Dataset rows about figures
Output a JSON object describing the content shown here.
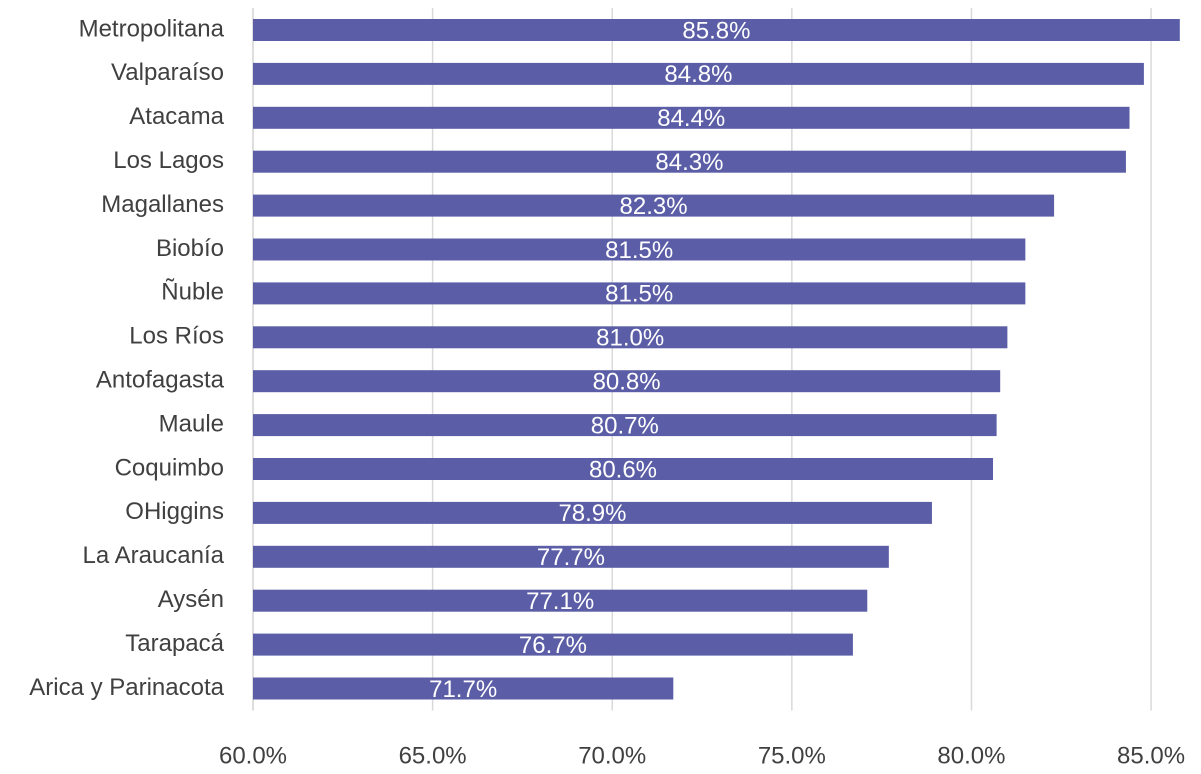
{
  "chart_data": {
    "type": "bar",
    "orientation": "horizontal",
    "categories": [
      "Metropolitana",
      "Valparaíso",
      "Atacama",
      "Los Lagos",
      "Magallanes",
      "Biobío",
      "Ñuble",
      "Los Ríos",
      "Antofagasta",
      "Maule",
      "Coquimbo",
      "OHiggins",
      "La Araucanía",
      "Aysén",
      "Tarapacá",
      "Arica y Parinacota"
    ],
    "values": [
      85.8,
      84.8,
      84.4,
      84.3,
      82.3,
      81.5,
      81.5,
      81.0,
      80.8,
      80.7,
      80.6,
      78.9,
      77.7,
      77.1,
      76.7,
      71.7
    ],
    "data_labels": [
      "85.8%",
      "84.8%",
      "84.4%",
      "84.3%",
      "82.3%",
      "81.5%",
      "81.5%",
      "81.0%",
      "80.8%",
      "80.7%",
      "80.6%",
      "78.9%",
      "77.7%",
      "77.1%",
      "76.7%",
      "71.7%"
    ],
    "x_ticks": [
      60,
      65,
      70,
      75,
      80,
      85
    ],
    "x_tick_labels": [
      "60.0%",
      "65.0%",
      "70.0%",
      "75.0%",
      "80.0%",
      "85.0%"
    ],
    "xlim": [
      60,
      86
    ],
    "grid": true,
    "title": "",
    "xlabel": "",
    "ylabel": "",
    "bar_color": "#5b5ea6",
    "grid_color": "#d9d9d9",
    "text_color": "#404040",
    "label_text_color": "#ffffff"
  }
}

SHORT EXERCISE:
Quote in full the listing given above; the images are to be left out.

FINAL RESULT:
Output a JSON object describing the content shown here.
{
  "chart_data": {
    "type": "bar",
    "orientation": "horizontal",
    "categories": [
      "Metropolitana",
      "Valparaíso",
      "Atacama",
      "Los Lagos",
      "Magallanes",
      "Biobío",
      "Ñuble",
      "Los Ríos",
      "Antofagasta",
      "Maule",
      "Coquimbo",
      "OHiggins",
      "La Araucanía",
      "Aysén",
      "Tarapacá",
      "Arica y Parinacota"
    ],
    "values": [
      85.8,
      84.8,
      84.4,
      84.3,
      82.3,
      81.5,
      81.5,
      81.0,
      80.8,
      80.7,
      80.6,
      78.9,
      77.7,
      77.1,
      76.7,
      71.7
    ],
    "data_labels": [
      "85.8%",
      "84.8%",
      "84.4%",
      "84.3%",
      "82.3%",
      "81.5%",
      "81.5%",
      "81.0%",
      "80.8%",
      "80.7%",
      "80.6%",
      "78.9%",
      "77.7%",
      "77.1%",
      "76.7%",
      "71.7%"
    ],
    "x_ticks": [
      60,
      65,
      70,
      75,
      80,
      85
    ],
    "x_tick_labels": [
      "60.0%",
      "65.0%",
      "70.0%",
      "75.0%",
      "80.0%",
      "85.0%"
    ],
    "xlim": [
      60,
      86
    ],
    "grid": true,
    "title": "",
    "xlabel": "",
    "ylabel": "",
    "bar_color": "#5b5ea6",
    "grid_color": "#d9d9d9",
    "text_color": "#404040",
    "label_text_color": "#ffffff"
  }
}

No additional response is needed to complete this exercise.